## Stated problem
Without the pictures, set down the records below word for word.

## Supplied material
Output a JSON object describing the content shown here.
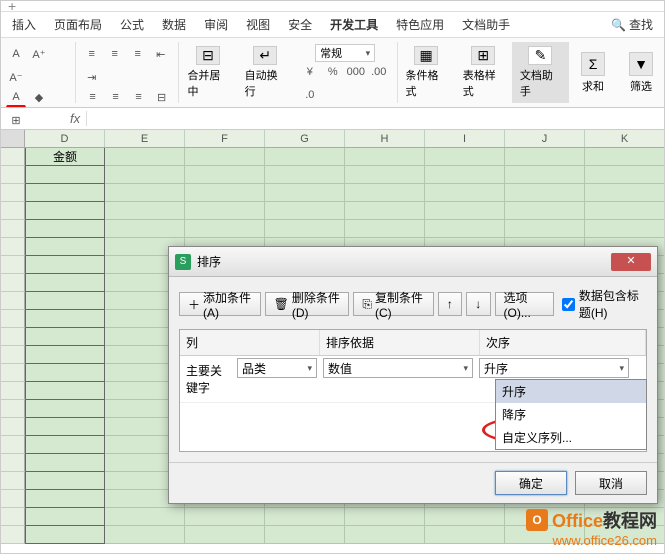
{
  "tabs": [
    "插入",
    "页面布局",
    "公式",
    "数据",
    "审阅",
    "视图",
    "安全",
    "开发工具",
    "特色应用",
    "文档助手"
  ],
  "search_placeholder": "查找",
  "tab_add": "+",
  "number_format": "常规",
  "ribbon": {
    "merge": "合并居中",
    "wrap": "自动换行",
    "cond_format": "条件格式",
    "table_style": "表格样式",
    "doc_helper": "文档助手",
    "sum": "求和",
    "filter": "筛选"
  },
  "number_icons": [
    "¥",
    "%",
    "000",
    ".00",
    ".0"
  ],
  "fx": "fx",
  "columns": [
    "D",
    "E",
    "F",
    "G",
    "H",
    "I",
    "J",
    "K"
  ],
  "first_cell": "金额",
  "dialog": {
    "title": "排序",
    "add_cond": "添加条件(A)",
    "del_cond": "删除条件(D)",
    "copy_cond": "复制条件(C)",
    "options": "选项(O)...",
    "has_header": "数据包含标题(H)",
    "col_hdr": "列",
    "sort_by_hdr": "排序依据",
    "order_hdr": "次序",
    "primary_key": "主要关键字",
    "col_value": "品类",
    "sort_by_value": "数值",
    "order_value": "升序",
    "opt1": "升序",
    "opt2": "降序",
    "opt3": "自定义序列...",
    "ok": "确定",
    "cancel": "取消",
    "up": "↑",
    "down": "↓"
  },
  "watermark": {
    "brand_prefix": "Office",
    "brand_suffix": "教程网",
    "url": "www.office26.com",
    "icon": "O"
  }
}
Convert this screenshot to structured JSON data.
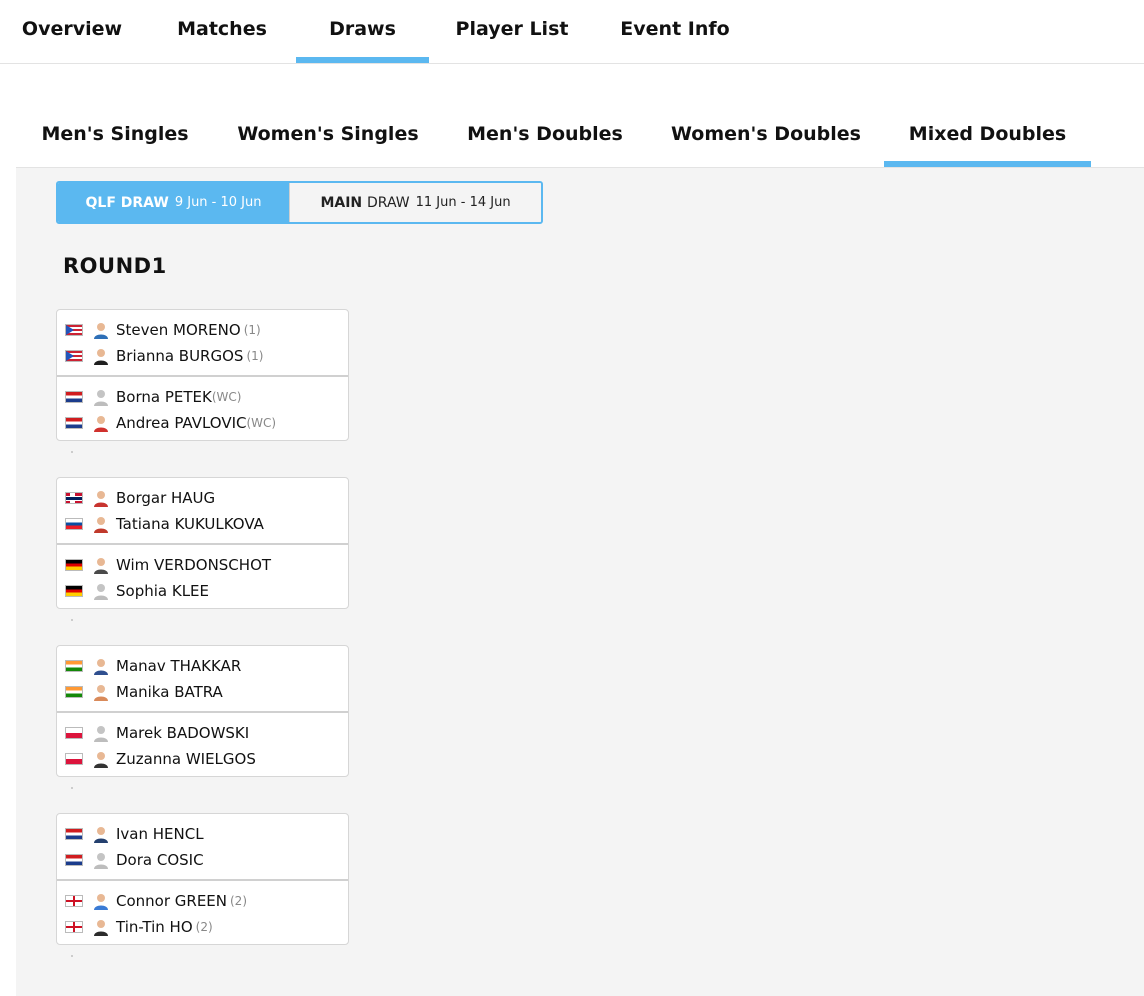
{
  "top_nav": {
    "tabs": [
      {
        "label": "Overview",
        "active": false
      },
      {
        "label": "Matches",
        "active": false
      },
      {
        "label": "Draws",
        "active": true
      },
      {
        "label": "Player List",
        "active": false
      },
      {
        "label": "Event Info",
        "active": false
      }
    ]
  },
  "event_tabs": [
    {
      "label": "Men's Singles",
      "active": false
    },
    {
      "label": "Women's Singles",
      "active": false
    },
    {
      "label": "Men's Doubles",
      "active": false
    },
    {
      "label": "Women's Doubles",
      "active": false
    },
    {
      "label": "Mixed Doubles",
      "active": true
    }
  ],
  "draw_toggle": {
    "qlf": {
      "name": "QLF",
      "suffix": "DRAW",
      "dates": "9 Jun - 10 Jun",
      "active": true
    },
    "main": {
      "name": "MAIN",
      "suffix": "DRAW",
      "dates": "11 Jun - 14 Jun",
      "active": false
    }
  },
  "round_title": "ROUND1",
  "matches": [
    {
      "teams": [
        {
          "players": [
            {
              "name": "Steven MORENO",
              "seed": "(1)",
              "flag": "PR"
            },
            {
              "name": "Brianna BURGOS",
              "seed": "(1)",
              "flag": "PR"
            }
          ]
        },
        {
          "players": [
            {
              "name": "Borna PETEK",
              "seed": "(WC)",
              "flag": "HR"
            },
            {
              "name": "Andrea PAVLOVIC",
              "seed": "(WC)",
              "flag": "HR"
            }
          ]
        }
      ]
    },
    {
      "teams": [
        {
          "players": [
            {
              "name": "Borgar HAUG",
              "seed": "",
              "flag": "NO"
            },
            {
              "name": "Tatiana KUKULKOVA",
              "seed": "",
              "flag": "SK"
            }
          ]
        },
        {
          "players": [
            {
              "name": "Wim VERDONSCHOT",
              "seed": "",
              "flag": "DE"
            },
            {
              "name": "Sophia KLEE",
              "seed": "",
              "flag": "DE"
            }
          ]
        }
      ]
    },
    {
      "teams": [
        {
          "players": [
            {
              "name": "Manav THAKKAR",
              "seed": "",
              "flag": "IN"
            },
            {
              "name": "Manika BATRA",
              "seed": "",
              "flag": "IN"
            }
          ]
        },
        {
          "players": [
            {
              "name": "Marek BADOWSKI",
              "seed": "",
              "flag": "PL"
            },
            {
              "name": "Zuzanna WIELGOS",
              "seed": "",
              "flag": "PL"
            }
          ]
        }
      ]
    },
    {
      "teams": [
        {
          "players": [
            {
              "name": "Ivan HENCL",
              "seed": "",
              "flag": "HR"
            },
            {
              "name": "Dora COSIC",
              "seed": "",
              "flag": "HR"
            }
          ]
        },
        {
          "players": [
            {
              "name": "Connor GREEN",
              "seed": "(2)",
              "flag": "EN"
            },
            {
              "name": "Tin-Tin HO",
              "seed": "(2)",
              "flag": "EN"
            }
          ]
        }
      ]
    }
  ],
  "avatar_colors": [
    "#2e6fb7",
    "#1f1f1f",
    "#bdbdbd",
    "#d0312d",
    "#c8342f",
    "#c0392b",
    "#4a4a4a",
    "#bdbdbd",
    "#2f4f8f",
    "#d98a5a",
    "#bdbdbd",
    "#333333",
    "#24406e",
    "#bdbdbd",
    "#3a7bd5",
    "#2b2b2b"
  ],
  "colors": {
    "accent": "#5bb8f0",
    "background": "#f4f4f4"
  }
}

## The output
Output a JSON object describing the content shown here.
{
  "tabs": [
    "插入",
    "页面布局",
    "公式",
    "数据",
    "审阅",
    "视图",
    "安全",
    "开发工具",
    "特色应用",
    "文档助手"
  ],
  "search_placeholder": "查找",
  "tab_add": "+",
  "number_format": "常规",
  "ribbon": {
    "merge": "合并居中",
    "wrap": "自动换行",
    "cond_format": "条件格式",
    "table_style": "表格样式",
    "doc_helper": "文档助手",
    "sum": "求和",
    "filter": "筛选"
  },
  "number_icons": [
    "¥",
    "%",
    "000",
    ".00",
    ".0"
  ],
  "fx": "fx",
  "columns": [
    "D",
    "E",
    "F",
    "G",
    "H",
    "I",
    "J",
    "K"
  ],
  "first_cell": "金额",
  "dialog": {
    "title": "排序",
    "add_cond": "添加条件(A)",
    "del_cond": "删除条件(D)",
    "copy_cond": "复制条件(C)",
    "options": "选项(O)...",
    "has_header": "数据包含标题(H)",
    "col_hdr": "列",
    "sort_by_hdr": "排序依据",
    "order_hdr": "次序",
    "primary_key": "主要关键字",
    "col_value": "品类",
    "sort_by_value": "数值",
    "order_value": "升序",
    "opt1": "升序",
    "opt2": "降序",
    "opt3": "自定义序列...",
    "ok": "确定",
    "cancel": "取消",
    "up": "↑",
    "down": "↓"
  },
  "watermark": {
    "brand_prefix": "Office",
    "brand_suffix": "教程网",
    "url": "www.office26.com",
    "icon": "O"
  }
}
Convert this screenshot to structured JSON data.
{
  "top_nav": {
    "tabs": [
      {
        "label": "Overview",
        "active": false
      },
      {
        "label": "Matches",
        "active": false
      },
      {
        "label": "Draws",
        "active": true
      },
      {
        "label": "Player List",
        "active": false
      },
      {
        "label": "Event Info",
        "active": false
      }
    ]
  },
  "event_tabs": [
    {
      "label": "Men's Singles",
      "active": false
    },
    {
      "label": "Women's Singles",
      "active": false
    },
    {
      "label": "Men's Doubles",
      "active": false
    },
    {
      "label": "Women's Doubles",
      "active": false
    },
    {
      "label": "Mixed Doubles",
      "active": true
    }
  ],
  "draw_toggle": {
    "qlf": {
      "name": "QLF",
      "suffix": "DRAW",
      "dates": "9 Jun - 10 Jun",
      "active": true
    },
    "main": {
      "name": "MAIN",
      "suffix": "DRAW",
      "dates": "11 Jun - 14 Jun",
      "active": false
    }
  },
  "round_title": "ROUND1",
  "matches": [
    {
      "teams": [
        {
          "players": [
            {
              "name": "Steven MORENO",
              "seed": "(1)",
              "flag": "PR"
            },
            {
              "name": "Brianna BURGOS",
              "seed": "(1)",
              "flag": "PR"
            }
          ]
        },
        {
          "players": [
            {
              "name": "Borna PETEK",
              "seed": "(WC)",
              "flag": "HR"
            },
            {
              "name": "Andrea PAVLOVIC",
              "seed": "(WC)",
              "flag": "HR"
            }
          ]
        }
      ]
    },
    {
      "teams": [
        {
          "players": [
            {
              "name": "Borgar HAUG",
              "seed": "",
              "flag": "NO"
            },
            {
              "name": "Tatiana KUKULKOVA",
              "seed": "",
              "flag": "SK"
            }
          ]
        },
        {
          "players": [
            {
              "name": "Wim VERDONSCHOT",
              "seed": "",
              "flag": "DE"
            },
            {
              "name": "Sophia KLEE",
              "seed": "",
              "flag": "DE"
            }
          ]
        }
      ]
    },
    {
      "teams": [
        {
          "players": [
            {
              "name": "Manav THAKKAR",
              "seed": "",
              "flag": "IN"
            },
            {
              "name": "Manika BATRA",
              "seed": "",
              "flag": "IN"
            }
          ]
        },
        {
          "players": [
            {
              "name": "Marek BADOWSKI",
              "seed": "",
              "flag": "PL"
            },
            {
              "name": "Zuzanna WIELGOS",
              "seed": "",
              "flag": "PL"
            }
          ]
        }
      ]
    },
    {
      "teams": [
        {
          "players": [
            {
              "name": "Ivan HENCL",
              "seed": "",
              "flag": "HR"
            },
            {
              "name": "Dora COSIC",
              "seed": "",
              "flag": "HR"
            }
          ]
        },
        {
          "players": [
            {
              "name": "Connor GREEN",
              "seed": "(2)",
              "flag": "EN"
            },
            {
              "name": "Tin-Tin HO",
              "seed": "(2)",
              "flag": "EN"
            }
          ]
        }
      ]
    }
  ],
  "avatar_colors": [
    "#2e6fb7",
    "#1f1f1f",
    "#bdbdbd",
    "#d0312d",
    "#c8342f",
    "#c0392b",
    "#4a4a4a",
    "#bdbdbd",
    "#2f4f8f",
    "#d98a5a",
    "#bdbdbd",
    "#333333",
    "#24406e",
    "#bdbdbd",
    "#3a7bd5",
    "#2b2b2b"
  ],
  "colors": {
    "accent": "#5bb8f0",
    "background": "#f4f4f4"
  }
}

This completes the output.